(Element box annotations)
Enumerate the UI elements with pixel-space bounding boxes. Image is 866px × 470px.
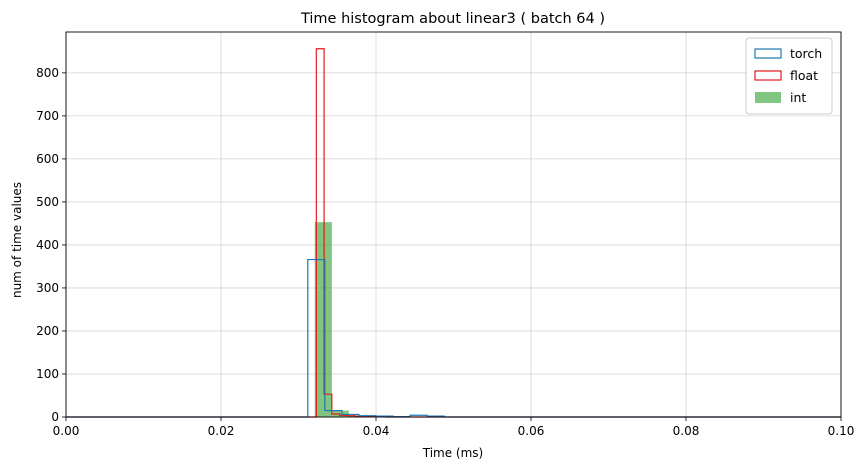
x-tick-label: 0.00 xyxy=(53,424,80,438)
tick-labels: 0.00 0.02 0.04 0.06 0.08 0.10 0 100 200 300 400 500… xyxy=(36,66,854,438)
legend-swatch-int xyxy=(755,92,781,103)
x-tick-label: 0.06 xyxy=(518,424,545,438)
x-axis-label: Time (ms) xyxy=(422,446,484,460)
bar-int xyxy=(314,222,332,417)
y-tick-label: 100 xyxy=(36,367,59,381)
bar-int xyxy=(331,410,349,417)
legend-label-float: float xyxy=(790,68,818,83)
legend-swatch-torch xyxy=(754,48,782,59)
x-tick-label: 0.02 xyxy=(208,424,235,438)
y-tick-label: 800 xyxy=(36,66,59,80)
x-tick-label: 0.10 xyxy=(828,424,855,438)
legend-label-int: int xyxy=(790,90,806,105)
y-tick-label: 500 xyxy=(36,195,59,209)
y-axis-label: num of time values xyxy=(10,182,24,298)
x-tick-label: 0.08 xyxy=(673,424,700,438)
y-tick-label: 700 xyxy=(36,109,59,123)
legend-label-torch: torch xyxy=(790,46,822,61)
axes xyxy=(62,31,842,421)
legend-swatch-float xyxy=(754,70,782,81)
y-tick-label: 400 xyxy=(36,238,59,252)
chart-title: Time histogram about linear3 ( batch 64 … xyxy=(300,11,605,27)
legend: torch float int xyxy=(745,37,833,115)
plot-frame xyxy=(65,31,842,418)
x-tick-label: 0.04 xyxy=(363,424,390,438)
y-tick-label: 600 xyxy=(36,152,59,166)
step-line-torch xyxy=(66,258,841,418)
y-tick-label: 200 xyxy=(36,324,59,338)
y-tick-label: 0 xyxy=(51,410,59,424)
y-tick-label: 300 xyxy=(36,281,59,295)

### Problem description:
Reproduce every row above line for line, leaving out the picture.

### Expected output:
Enumerate the UI elements with pixel-space bounding boxes. Image is 866px × 470px.
x-tick-label: 0.00 xyxy=(53,424,80,438)
tick-labels: 0.00 0.02 0.04 0.06 0.08 0.10 0 100 200 300 400 500… xyxy=(36,66,854,438)
legend-swatch-int xyxy=(755,92,781,103)
x-tick-label: 0.06 xyxy=(518,424,545,438)
x-axis-label: Time (ms) xyxy=(422,446,484,460)
bar-int xyxy=(314,222,332,417)
y-tick-label: 100 xyxy=(36,367,59,381)
bar-int xyxy=(331,410,349,417)
legend-label-float: float xyxy=(790,68,818,83)
legend-swatch-torch xyxy=(754,48,782,59)
x-tick-label: 0.02 xyxy=(208,424,235,438)
y-tick-label: 800 xyxy=(36,66,59,80)
x-tick-label: 0.10 xyxy=(828,424,855,438)
legend-label-int: int xyxy=(790,90,806,105)
y-tick-label: 500 xyxy=(36,195,59,209)
y-axis-label: num of time values xyxy=(10,182,24,298)
x-tick-label: 0.08 xyxy=(673,424,700,438)
y-tick-label: 700 xyxy=(36,109,59,123)
legend-label-torch: torch xyxy=(790,46,822,61)
axes xyxy=(62,31,842,421)
legend-swatch-float xyxy=(754,70,782,81)
y-tick-label: 400 xyxy=(36,238,59,252)
chart-title: Time histogram about linear3 ( batch 64 … xyxy=(300,11,605,27)
legend: torch float int xyxy=(745,37,833,115)
plot-frame xyxy=(65,31,842,418)
x-tick-label: 0.04 xyxy=(363,424,390,438)
y-tick-label: 600 xyxy=(36,152,59,166)
step-line-torch xyxy=(66,258,841,418)
y-tick-label: 200 xyxy=(36,324,59,338)
y-tick-label: 0 xyxy=(51,410,59,424)
y-tick-label: 300 xyxy=(36,281,59,295)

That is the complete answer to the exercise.